What the task asks
Print the full listing exactly.

Records shown
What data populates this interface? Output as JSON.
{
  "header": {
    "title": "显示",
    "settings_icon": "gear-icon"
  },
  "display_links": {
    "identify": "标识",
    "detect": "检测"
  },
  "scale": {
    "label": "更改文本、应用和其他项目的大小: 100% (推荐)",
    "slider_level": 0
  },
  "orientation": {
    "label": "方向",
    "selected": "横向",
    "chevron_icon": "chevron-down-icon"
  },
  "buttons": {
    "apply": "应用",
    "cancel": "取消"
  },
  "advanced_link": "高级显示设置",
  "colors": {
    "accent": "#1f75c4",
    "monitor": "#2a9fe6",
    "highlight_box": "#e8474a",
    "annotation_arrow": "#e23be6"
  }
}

Answer to the task
What data populates this interface? Output as JSON.
{
  "header": {
    "title": "显示",
    "settings_icon": "gear-icon"
  },
  "display_links": {
    "identify": "标识",
    "detect": "检测"
  },
  "scale": {
    "label": "更改文本、应用和其他项目的大小: 100% (推荐)",
    "slider_level": 0
  },
  "orientation": {
    "label": "方向",
    "selected": "横向",
    "chevron_icon": "chevron-down-icon"
  },
  "buttons": {
    "apply": "应用",
    "cancel": "取消"
  },
  "advanced_link": "高级显示设置",
  "colors": {
    "accent": "#1f75c4",
    "monitor": "#2a9fe6",
    "highlight_box": "#e8474a",
    "annotation_arrow": "#e23be6"
  }
}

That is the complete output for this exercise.